*WRITTEN REQUEST*. Render every line of the saved entries as a Markdown table with the columns Row and Line. Skip blank lines.

-- begin MATERIALS PROVIDED --

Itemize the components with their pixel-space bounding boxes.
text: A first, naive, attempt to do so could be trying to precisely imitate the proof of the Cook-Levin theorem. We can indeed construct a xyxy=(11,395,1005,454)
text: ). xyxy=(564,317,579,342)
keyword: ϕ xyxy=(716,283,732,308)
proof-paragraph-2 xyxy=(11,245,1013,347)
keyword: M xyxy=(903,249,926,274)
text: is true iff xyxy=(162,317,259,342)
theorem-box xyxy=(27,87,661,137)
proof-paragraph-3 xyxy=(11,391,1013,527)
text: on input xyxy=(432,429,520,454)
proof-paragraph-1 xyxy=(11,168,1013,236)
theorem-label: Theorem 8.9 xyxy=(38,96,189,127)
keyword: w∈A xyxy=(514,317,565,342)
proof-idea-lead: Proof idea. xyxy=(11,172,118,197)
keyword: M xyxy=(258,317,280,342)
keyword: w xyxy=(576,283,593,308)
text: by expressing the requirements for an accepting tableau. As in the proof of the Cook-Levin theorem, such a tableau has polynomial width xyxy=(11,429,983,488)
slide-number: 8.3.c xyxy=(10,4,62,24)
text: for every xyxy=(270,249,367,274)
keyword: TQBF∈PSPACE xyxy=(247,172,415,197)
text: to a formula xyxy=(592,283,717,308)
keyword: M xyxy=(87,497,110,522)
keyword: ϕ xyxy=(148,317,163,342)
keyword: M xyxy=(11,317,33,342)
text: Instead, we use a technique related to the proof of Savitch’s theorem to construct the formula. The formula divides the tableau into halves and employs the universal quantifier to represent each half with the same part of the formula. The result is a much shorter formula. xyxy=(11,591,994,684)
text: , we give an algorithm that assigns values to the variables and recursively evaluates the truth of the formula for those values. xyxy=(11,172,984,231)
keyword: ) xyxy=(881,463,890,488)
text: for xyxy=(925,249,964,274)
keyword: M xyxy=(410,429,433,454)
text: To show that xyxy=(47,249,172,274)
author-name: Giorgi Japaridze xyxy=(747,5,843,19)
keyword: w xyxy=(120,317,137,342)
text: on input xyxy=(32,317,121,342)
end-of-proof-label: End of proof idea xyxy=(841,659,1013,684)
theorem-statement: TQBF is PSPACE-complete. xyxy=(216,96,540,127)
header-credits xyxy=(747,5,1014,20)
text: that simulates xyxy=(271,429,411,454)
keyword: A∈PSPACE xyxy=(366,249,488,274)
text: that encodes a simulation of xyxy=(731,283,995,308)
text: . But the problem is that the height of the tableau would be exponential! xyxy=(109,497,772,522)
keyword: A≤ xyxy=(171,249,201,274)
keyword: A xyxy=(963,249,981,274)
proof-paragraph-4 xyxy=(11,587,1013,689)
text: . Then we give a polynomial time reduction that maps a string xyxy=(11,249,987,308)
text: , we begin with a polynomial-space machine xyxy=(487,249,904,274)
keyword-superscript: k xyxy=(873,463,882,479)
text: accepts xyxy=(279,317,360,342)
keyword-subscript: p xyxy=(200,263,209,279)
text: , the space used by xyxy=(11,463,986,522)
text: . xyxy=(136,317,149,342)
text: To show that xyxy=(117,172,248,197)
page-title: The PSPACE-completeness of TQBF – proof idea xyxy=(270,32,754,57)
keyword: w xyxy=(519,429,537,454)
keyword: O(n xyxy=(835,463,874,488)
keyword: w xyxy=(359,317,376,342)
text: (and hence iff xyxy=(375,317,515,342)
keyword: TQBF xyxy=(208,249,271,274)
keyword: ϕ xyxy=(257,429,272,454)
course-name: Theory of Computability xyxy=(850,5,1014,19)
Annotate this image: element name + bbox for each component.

-- end MATERIALS PROVIDED --

*SOLUTION*.
| Row | Line |
|---|---|
| 1 | Itemize the components with their pixel-space bounding boxes. |
| 2 | text: A first, naive, attempt to do so could be trying to precisely imitate the proof of the Cook-Levin theorem. We can indeed construct a xyxy=(11,395,1005,454) |
| 3 | text: ). xyxy=(564,317,579,342) |
| 4 | keyword: ϕ xyxy=(716,283,732,308) |
| 5 | proof-paragraph-2 xyxy=(11,245,1013,347) |
| 6 | keyword: M xyxy=(903,249,926,274) |
| 7 | text: is true iff xyxy=(162,317,259,342) |
| 8 | theorem-box xyxy=(27,87,661,137) |
| 9 | proof-paragraph-3 xyxy=(11,391,1013,527) |
| 10 | text: on input xyxy=(432,429,520,454) |
| 11 | proof-paragraph-1 xyxy=(11,168,1013,236) |
| 12 | theorem-label: Theorem 8.9 xyxy=(38,96,189,127) |
| 13 | keyword: w∈A xyxy=(514,317,565,342) |
| 14 | proof-idea-lead: Proof idea. xyxy=(11,172,118,197) |
| 15 | keyword: M xyxy=(258,317,280,342) |
| 16 | keyword: w xyxy=(576,283,593,308) |
| 17 | text: by expressing the requirements for an accepting tableau. As in the proof of the Cook-Levin theorem, such a tableau has polynomial width xyxy=(11,429,983,488) |
| 18 | slide-number: 8.3.c xyxy=(10,4,62,24) |
| 19 | text: for every xyxy=(270,249,367,274) |
| 20 | keyword: TQBF∈PSPACE xyxy=(247,172,415,197) |
| 21 | text: to a formula xyxy=(592,283,717,308) |
| 22 | keyword: M xyxy=(87,497,110,522) |
| 23 | keyword: ϕ xyxy=(148,317,163,342) |
| 24 | keyword: M xyxy=(11,317,33,342) |
| 25 | text: Instead, we use a technique related to the proof of Savitch’s theorem to construct the formula. The formula divides the tableau into halves and employs the universal quantifier to represent each half with the same part of the formula. The result is a much shorter formula. xyxy=(11,591,994,684) |
| 26 | text: , we give an algorithm that assigns values to the variables and recursively evaluates the truth of the formula for those values. xyxy=(11,172,984,231) |
| 27 | keyword: ) xyxy=(881,463,890,488) |
| 28 | text: for xyxy=(925,249,964,274) |
| 29 | keyword: M xyxy=(410,429,433,454) |
| 30 | text: To show that xyxy=(47,249,172,274) |
| 31 | author-name: Giorgi Japaridze xyxy=(747,5,843,19) |
| 32 | keyword: w xyxy=(120,317,137,342) |
| 33 | text: on input xyxy=(32,317,121,342) |
| 34 | end-of-proof-label: End of proof idea xyxy=(841,659,1013,684) |
| 35 | theorem-statement: TQBF is PSPACE-complete. xyxy=(216,96,540,127) |
| 36 | header-credits xyxy=(747,5,1014,20) |
| 37 | text: that simulates xyxy=(271,429,411,454) |
| 38 | keyword: A∈PSPACE xyxy=(366,249,488,274) |
| 39 | text: that encodes a simulation of xyxy=(731,283,995,308) |
| 40 | text: . But the problem is that the height of the tableau would be exponential! xyxy=(109,497,772,522) |
| 41 | keyword: A≤ xyxy=(171,249,201,274) |
| 42 | keyword: A xyxy=(963,249,981,274) |
| 43 | proof-paragraph-4 xyxy=(11,587,1013,689) |
| 44 | text: . Then we give a polynomial time reduction that maps a string xyxy=(11,249,987,308) |
| 45 | text: , we begin with a polynomial-space machine xyxy=(487,249,904,274) |
| 46 | keyword-superscript: k xyxy=(873,463,882,479) |
| 47 | text: accepts xyxy=(279,317,360,342) |
| 48 | keyword-subscript: p xyxy=(200,263,209,279) |
| 49 | text: , the space used by xyxy=(11,463,986,522) |
| 50 | text: . xyxy=(136,317,149,342) |
| 51 | text: To show that xyxy=(117,172,248,197) |
| 52 | page-title: The PSPACE-completeness of TQBF – proof idea xyxy=(270,32,754,57) |
| 53 | keyword: w xyxy=(519,429,537,454) |
| 54 | keyword: O(n xyxy=(835,463,874,488) |
| 55 | keyword: w xyxy=(359,317,376,342) |
| 56 | text: (and hence iff xyxy=(375,317,515,342) |
| 57 | keyword: TQBF xyxy=(208,249,271,274) |
| 58 | keyword: ϕ xyxy=(257,429,272,454) |
| 59 | course-name: Theory of Computability xyxy=(850,5,1014,19) |
| 60 | Annotate this image: element name + bbox for each component. |